═══ RECORDS TO USE ═══

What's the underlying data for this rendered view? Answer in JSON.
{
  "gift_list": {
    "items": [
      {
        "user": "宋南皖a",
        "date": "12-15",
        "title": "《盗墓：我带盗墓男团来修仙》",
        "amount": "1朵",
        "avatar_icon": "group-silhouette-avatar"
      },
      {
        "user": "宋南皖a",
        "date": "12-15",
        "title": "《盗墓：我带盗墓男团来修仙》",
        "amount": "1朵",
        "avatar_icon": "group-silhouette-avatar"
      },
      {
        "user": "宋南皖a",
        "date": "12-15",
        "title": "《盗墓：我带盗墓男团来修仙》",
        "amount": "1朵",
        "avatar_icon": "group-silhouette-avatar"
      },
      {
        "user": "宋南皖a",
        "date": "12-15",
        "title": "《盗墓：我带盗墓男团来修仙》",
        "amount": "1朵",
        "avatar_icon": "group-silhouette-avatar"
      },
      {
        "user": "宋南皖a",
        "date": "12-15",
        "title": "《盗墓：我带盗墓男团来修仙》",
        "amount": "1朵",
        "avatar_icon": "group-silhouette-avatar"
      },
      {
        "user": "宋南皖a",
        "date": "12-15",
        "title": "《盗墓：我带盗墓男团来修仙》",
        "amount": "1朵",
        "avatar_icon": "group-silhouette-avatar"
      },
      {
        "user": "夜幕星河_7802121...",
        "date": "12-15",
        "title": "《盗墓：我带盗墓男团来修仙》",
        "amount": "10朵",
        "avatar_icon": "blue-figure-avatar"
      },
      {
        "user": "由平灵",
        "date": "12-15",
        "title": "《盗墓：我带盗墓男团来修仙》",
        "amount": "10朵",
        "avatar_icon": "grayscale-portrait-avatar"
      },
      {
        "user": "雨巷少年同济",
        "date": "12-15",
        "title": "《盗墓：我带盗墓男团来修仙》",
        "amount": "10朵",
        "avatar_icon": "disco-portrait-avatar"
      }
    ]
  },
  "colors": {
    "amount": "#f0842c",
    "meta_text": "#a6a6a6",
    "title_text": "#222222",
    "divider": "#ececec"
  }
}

═══

Return each entry from the material above exactly as it appears.

What's the underlying data for this rendered view? Answer in JSON.
{
  "gift_list": {
    "items": [
      {
        "user": "宋南皖a",
        "date": "12-15",
        "title": "《盗墓：我带盗墓男团来修仙》",
        "amount": "1朵",
        "avatar_icon": "group-silhouette-avatar"
      },
      {
        "user": "宋南皖a",
        "date": "12-15",
        "title": "《盗墓：我带盗墓男团来修仙》",
        "amount": "1朵",
        "avatar_icon": "group-silhouette-avatar"
      },
      {
        "user": "宋南皖a",
        "date": "12-15",
        "title": "《盗墓：我带盗墓男团来修仙》",
        "amount": "1朵",
        "avatar_icon": "group-silhouette-avatar"
      },
      {
        "user": "宋南皖a",
        "date": "12-15",
        "title": "《盗墓：我带盗墓男团来修仙》",
        "amount": "1朵",
        "avatar_icon": "group-silhouette-avatar"
      },
      {
        "user": "宋南皖a",
        "date": "12-15",
        "title": "《盗墓：我带盗墓男团来修仙》",
        "amount": "1朵",
        "avatar_icon": "group-silhouette-avatar"
      },
      {
        "user": "宋南皖a",
        "date": "12-15",
        "title": "《盗墓：我带盗墓男团来修仙》",
        "amount": "1朵",
        "avatar_icon": "group-silhouette-avatar"
      },
      {
        "user": "夜幕星河_7802121...",
        "date": "12-15",
        "title": "《盗墓：我带盗墓男团来修仙》",
        "amount": "10朵",
        "avatar_icon": "blue-figure-avatar"
      },
      {
        "user": "由平灵",
        "date": "12-15",
        "title": "《盗墓：我带盗墓男团来修仙》",
        "amount": "10朵",
        "avatar_icon": "grayscale-portrait-avatar"
      },
      {
        "user": "雨巷少年同济",
        "date": "12-15",
        "title": "《盗墓：我带盗墓男团来修仙》",
        "amount": "10朵",
        "avatar_icon": "disco-portrait-avatar"
      }
    ]
  },
  "colors": {
    "amount": "#f0842c",
    "meta_text": "#a6a6a6",
    "title_text": "#222222",
    "divider": "#ececec"
  }
}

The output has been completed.